## WHAT IS EXPECTED
Extract every line that includes the string "email".

[Stored entries]
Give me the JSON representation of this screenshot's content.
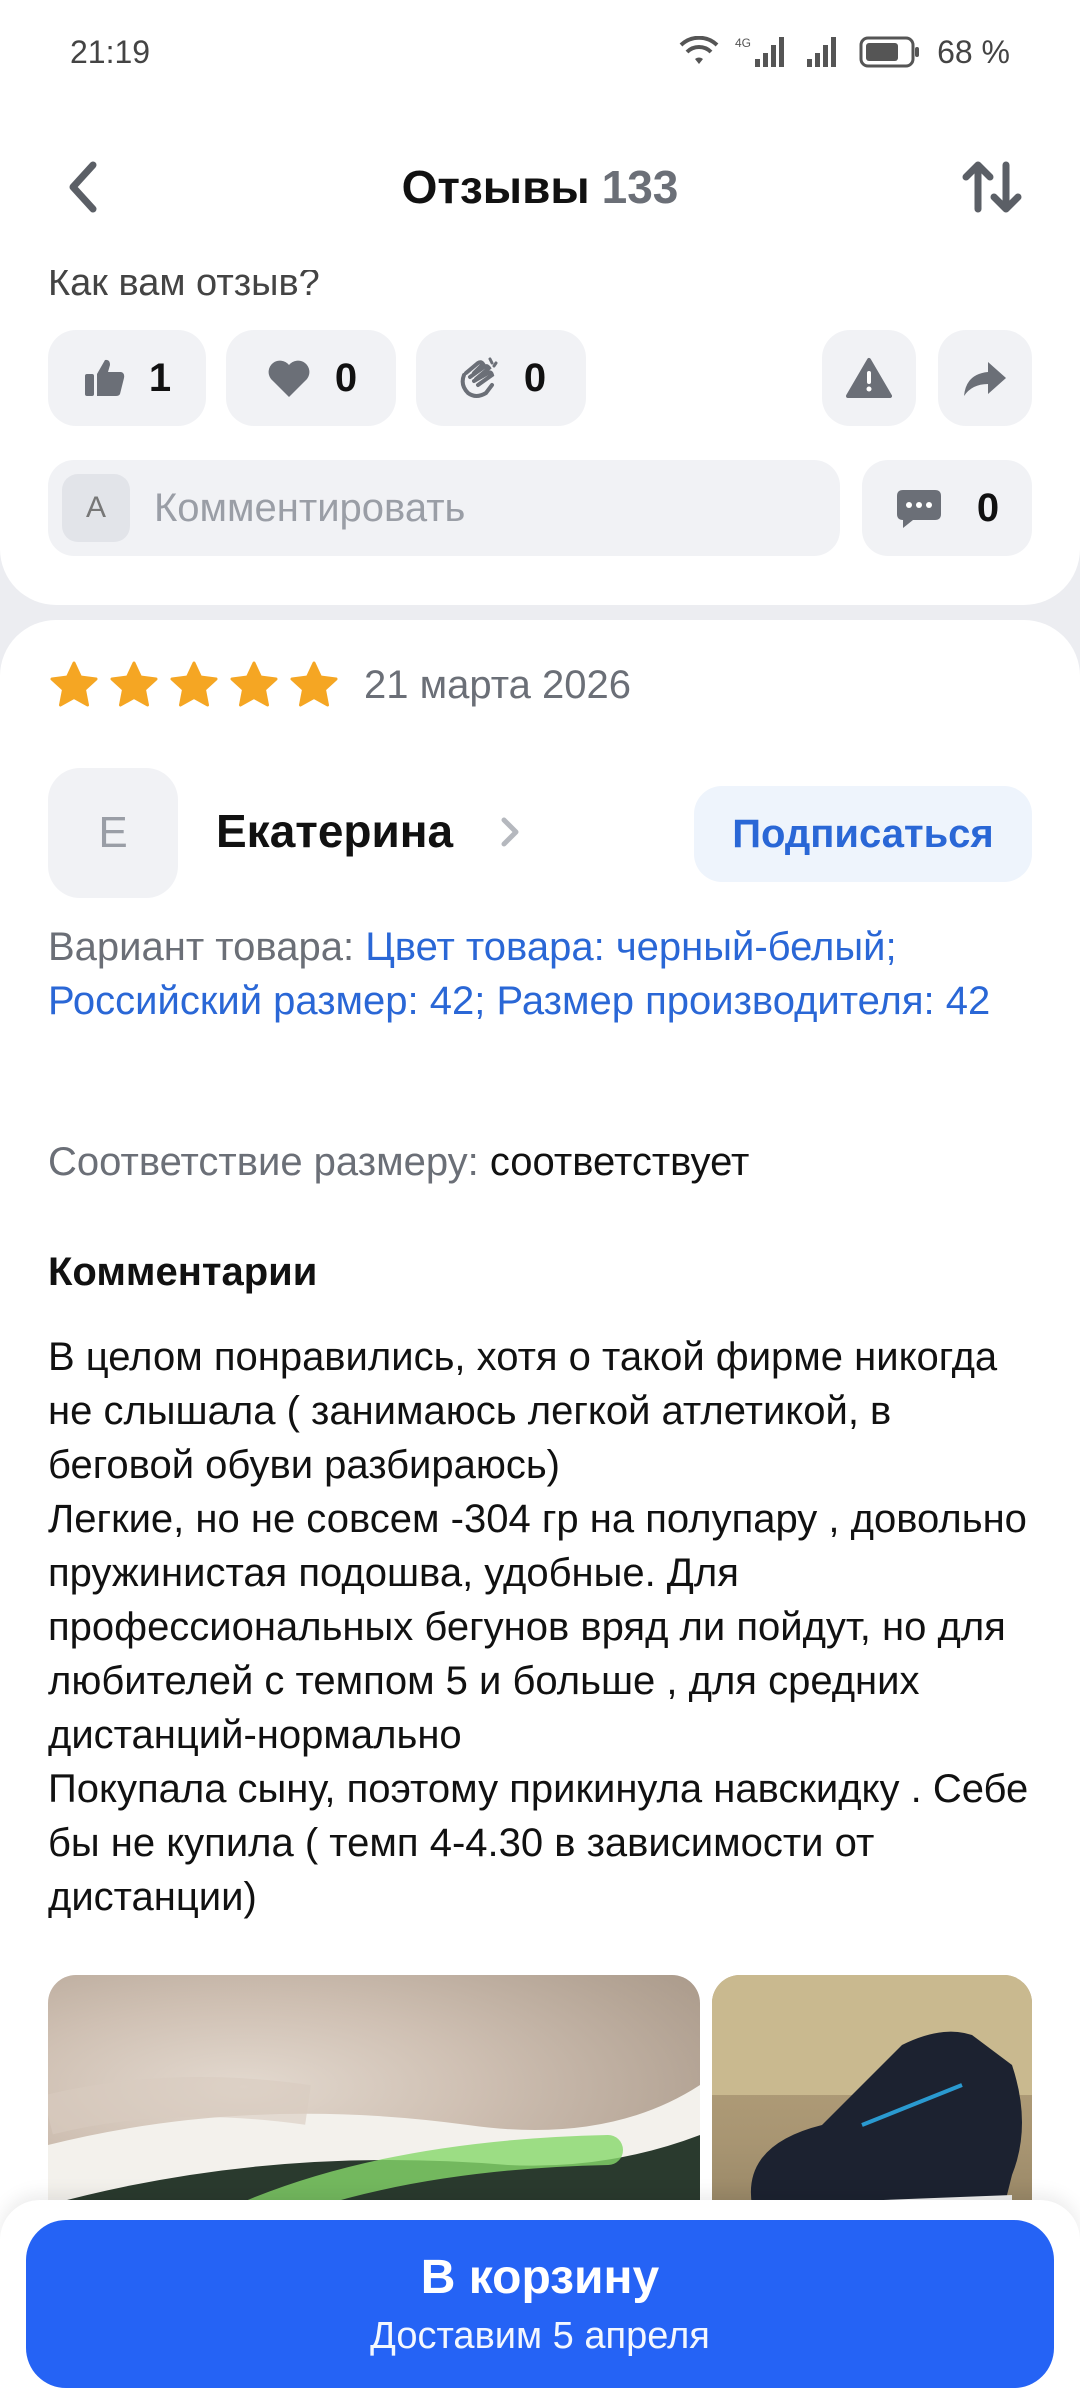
{
  "status_bar": {
    "time": "21:19",
    "battery_percent": "68 %",
    "network_label": "4G"
  },
  "header": {
    "title": "Отзывы",
    "count": "133",
    "back_icon": "chevron-left-icon",
    "sort_icon": "sort-arrows-icon"
  },
  "prev_review": {
    "how_text": "Как вам отзыв?",
    "likes": "1",
    "hearts": "0",
    "claps": "0",
    "comment_avatar": "А",
    "comment_placeholder": "Комментировать",
    "comment_count": "0"
  },
  "review": {
    "rating": 5,
    "date": "21 марта 2026",
    "author_initial": "Е",
    "author_name": "Екатерина",
    "subscribe_label": "Подписаться",
    "variant_label": "Вариант товара:",
    "variant_value": "Цвет товара: черный-белый; Российский размер: 42; Размер производителя: 42",
    "size_fit_label": "Соответствие размеру:",
    "size_fit_value": "соответствует",
    "comments_title": "Комментарии",
    "text": "В целом понравились, хотя о такой фирме никогда не слышала ( занимаюсь легкой атлетикой, в беговой обуви разбираюсь)\nЛегкие, но не совсем -304 гр на полупару , довольно пружинистая подошва, удобные. Для профессиональных бегунов вряд ли пойдут, но для любителей с темпом 5 и больше , для средних дистанций-нормально\nПокупала сыну, поэтому прикинула навскидку . Себе бы не купила ( темп 4-4.30 в зависимости от дистанции)"
  },
  "bottom": {
    "cart_label": "В корзину",
    "delivery_text": "Доставим 5 апреля"
  },
  "colors": {
    "accent": "#2563f5",
    "link": "#2a67d6",
    "star": "#f5a623"
  }
}
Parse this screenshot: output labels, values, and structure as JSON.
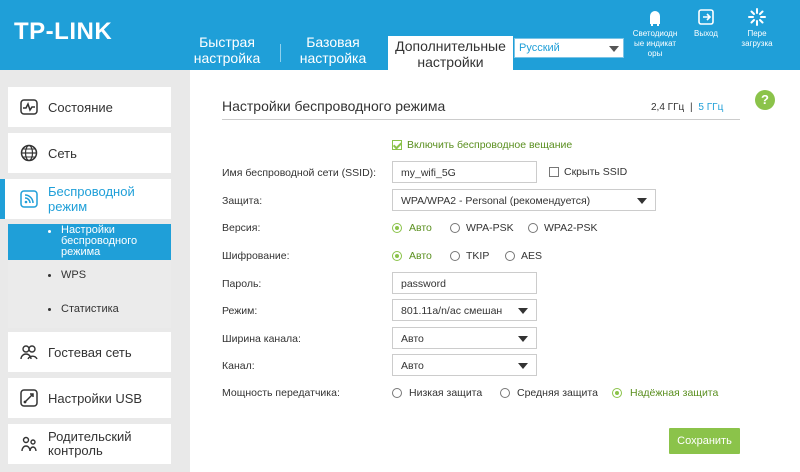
{
  "header": {
    "logo": "TP-LINK",
    "tabs": [
      {
        "line1": "Быстрая",
        "line2": "настройка"
      },
      {
        "line1": "Базовая",
        "line2": "настройка"
      },
      {
        "line1": "Дополнительные",
        "line2": "настройки"
      }
    ],
    "language": "Русский",
    "buttons": {
      "leds": [
        "Светодиодн",
        "ые индикат",
        "оры"
      ],
      "logout": "Выход",
      "reboot": [
        "Пере",
        "загрузка"
      ]
    }
  },
  "sidebar": {
    "items": [
      {
        "label": "Состояние",
        "icon": "status-icon"
      },
      {
        "label": "Сеть",
        "icon": "globe-icon"
      },
      {
        "label": "Беспроводной режим",
        "icon": "wireless-icon"
      },
      {
        "label": "Гостевая сеть",
        "icon": "guest-icon"
      },
      {
        "label": "Настройки USB",
        "icon": "usb-icon"
      },
      {
        "label": "Родительский контроль",
        "icon": "parental-icon"
      }
    ],
    "wireless_sub": [
      {
        "label": "Настройки беспроводного режима"
      },
      {
        "label": "WPS"
      },
      {
        "label": "Статистика"
      }
    ]
  },
  "main": {
    "title": "Настройки беспроводного режима",
    "freq_24": "2,4 ГГц",
    "freq_sep": "|",
    "freq_5": "5 ГГц",
    "enable_broadcast": "Включить беспроводное вещание",
    "ssid_label": "Имя беспроводной сети (SSID):",
    "ssid_value": "my_wifi_5G",
    "hide_ssid": "Скрыть SSID",
    "security_label": "Защита:",
    "security_value": "WPA/WPA2 - Personal (рекомендуется)",
    "version_label": "Версия:",
    "version_options": [
      "Авто",
      "WPA-PSK",
      "WPA2-PSK"
    ],
    "encryption_label": "Шифрование:",
    "encryption_options": [
      "Авто",
      "TKIP",
      "AES"
    ],
    "password_label": "Пароль:",
    "password_value": "password",
    "mode_label": "Режим:",
    "mode_value": "801.11a/n/ac смешан",
    "width_label": "Ширина канала:",
    "width_value": "Авто",
    "channel_label": "Канал:",
    "channel_value": "Авто",
    "power_label": "Мощность передатчика:",
    "power_options": [
      "Низкая защита",
      "Средняя защита",
      "Надёжная защита"
    ],
    "save": "Сохранить",
    "help": "?"
  },
  "colors": {
    "brand": "#1f9fd8",
    "accent_green": "#8bc34a"
  }
}
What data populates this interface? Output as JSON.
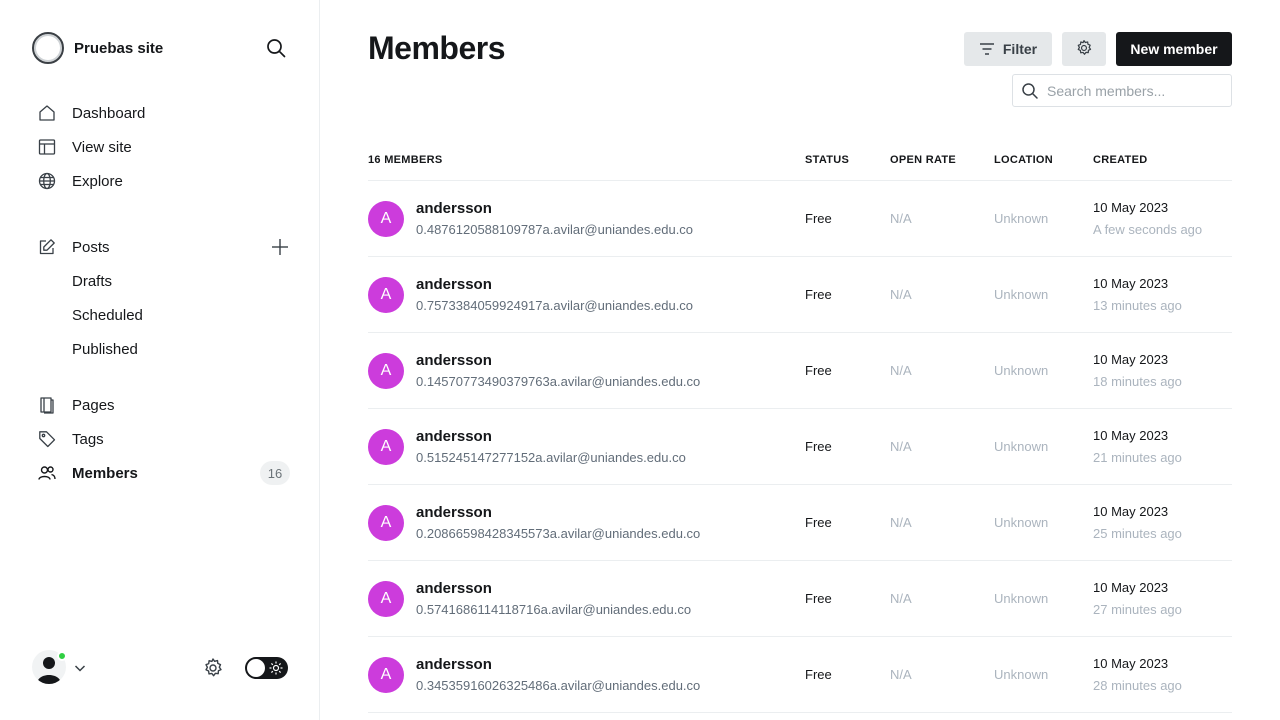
{
  "sidebar": {
    "site_name": "Pruebas site",
    "nav": {
      "dashboard": "Dashboard",
      "view_site": "View site",
      "explore": "Explore",
      "posts": "Posts",
      "drafts": "Drafts",
      "scheduled": "Scheduled",
      "published": "Published",
      "pages": "Pages",
      "tags": "Tags",
      "members": "Members",
      "members_count": "16"
    },
    "status_color": "#30cf43"
  },
  "header": {
    "title": "Members",
    "filter_label": "Filter",
    "new_member_label": "New member",
    "search_placeholder": "Search members..."
  },
  "table": {
    "count_label": "16 MEMBERS",
    "columns": {
      "status": "STATUS",
      "open_rate": "OPEN RATE",
      "location": "LOCATION",
      "created": "CREATED"
    },
    "rows": [
      {
        "initial": "A",
        "name": "andersson",
        "email": "0.4876120588109787a.avilar@uniandes.edu.co",
        "status": "Free",
        "open_rate": "N/A",
        "location": "Unknown",
        "created": "10 May 2023",
        "ago": "A few seconds ago"
      },
      {
        "initial": "A",
        "name": "andersson",
        "email": "0.7573384059924917a.avilar@uniandes.edu.co",
        "status": "Free",
        "open_rate": "N/A",
        "location": "Unknown",
        "created": "10 May 2023",
        "ago": "13 minutes ago"
      },
      {
        "initial": "A",
        "name": "andersson",
        "email": "0.14570773490379763a.avilar@uniandes.edu.co",
        "status": "Free",
        "open_rate": "N/A",
        "location": "Unknown",
        "created": "10 May 2023",
        "ago": "18 minutes ago"
      },
      {
        "initial": "A",
        "name": "andersson",
        "email": "0.515245147277152a.avilar@uniandes.edu.co",
        "status": "Free",
        "open_rate": "N/A",
        "location": "Unknown",
        "created": "10 May 2023",
        "ago": "21 minutes ago"
      },
      {
        "initial": "A",
        "name": "andersson",
        "email": "0.20866598428345573a.avilar@uniandes.edu.co",
        "status": "Free",
        "open_rate": "N/A",
        "location": "Unknown",
        "created": "10 May 2023",
        "ago": "25 minutes ago"
      },
      {
        "initial": "A",
        "name": "andersson",
        "email": "0.5741686114118716a.avilar@uniandes.edu.co",
        "status": "Free",
        "open_rate": "N/A",
        "location": "Unknown",
        "created": "10 May 2023",
        "ago": "27 minutes ago"
      },
      {
        "initial": "A",
        "name": "andersson",
        "email": "0.34535916026325486a.avilar@uniandes.edu.co",
        "status": "Free",
        "open_rate": "N/A",
        "location": "Unknown",
        "created": "10 May 2023",
        "ago": "28 minutes ago"
      }
    ]
  },
  "colors": {
    "avatar": "#cc3cdc",
    "primary_button": "#15171a",
    "muted_text": "#abb4be"
  },
  "icons": {
    "brand": "site-logo-icon",
    "search": "search-icon",
    "dashboard": "home-icon",
    "view_site": "browser-layout-icon",
    "explore": "globe-icon",
    "posts": "pencil-square-icon",
    "add": "plus-icon",
    "pages": "pages-icon",
    "tags": "tag-icon",
    "members": "users-icon",
    "filter": "filter-icon",
    "settings": "gear-icon",
    "user": "user-avatar-icon",
    "chevron": "chevron-down-icon",
    "theme": "sun-icon"
  }
}
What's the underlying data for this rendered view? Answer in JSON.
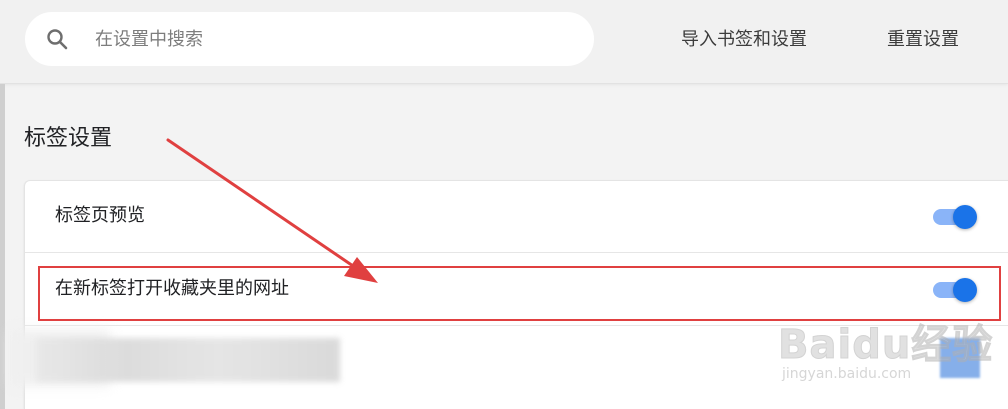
{
  "header": {
    "search": {
      "placeholder": "在设置中搜索",
      "value": ""
    },
    "import_label": "导入书签和设置",
    "reset_label": "重置设置"
  },
  "section": {
    "title": "标签设置",
    "items": [
      {
        "label": "标签页预览",
        "enabled": true
      },
      {
        "label": "在新标签打开收藏夹里的网址",
        "enabled": true
      }
    ]
  },
  "watermark": {
    "brand": "Baidu经验",
    "url": "jingyan.baidu.com"
  },
  "colors": {
    "toggle_on": "#1a73e8",
    "toggle_track": "#8ab4f8",
    "annotation_red": "#e04040"
  },
  "icons": {
    "search": "search-icon",
    "arrow": "annotation-arrow-icon"
  }
}
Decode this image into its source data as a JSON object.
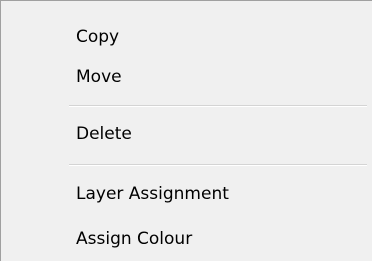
{
  "menu": {
    "items": [
      {
        "label": "Copy"
      },
      {
        "label": "Move"
      },
      {
        "label": "Delete"
      },
      {
        "label": "Layer Assignment"
      },
      {
        "label": "Assign Colour"
      }
    ]
  },
  "colors": {
    "menu_background": "#f0f0f0",
    "menu_border": "#a0a0a0",
    "separator": "#d4d4d4",
    "text": "#000000",
    "hover": "#91c9f7"
  }
}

## THE SOLUTION
        "email": "0.4876120588109787a.avilar@uniandes.edu.co",
        "email": "0.7573384059924917a.avilar@uniandes.edu.co",
        "email": "0.14570773490379763a.avilar@uniandes.edu.co",
        "email": "0.515245147277152a.avilar@uniandes.edu.co",
        "email": "0.20866598428345573a.avilar@uniandes.edu.co",
        "email": "0.5741686114118716a.avilar@uniandes.edu.co",
        "email": "0.34535916026325486a.avilar@uniandes.edu.co",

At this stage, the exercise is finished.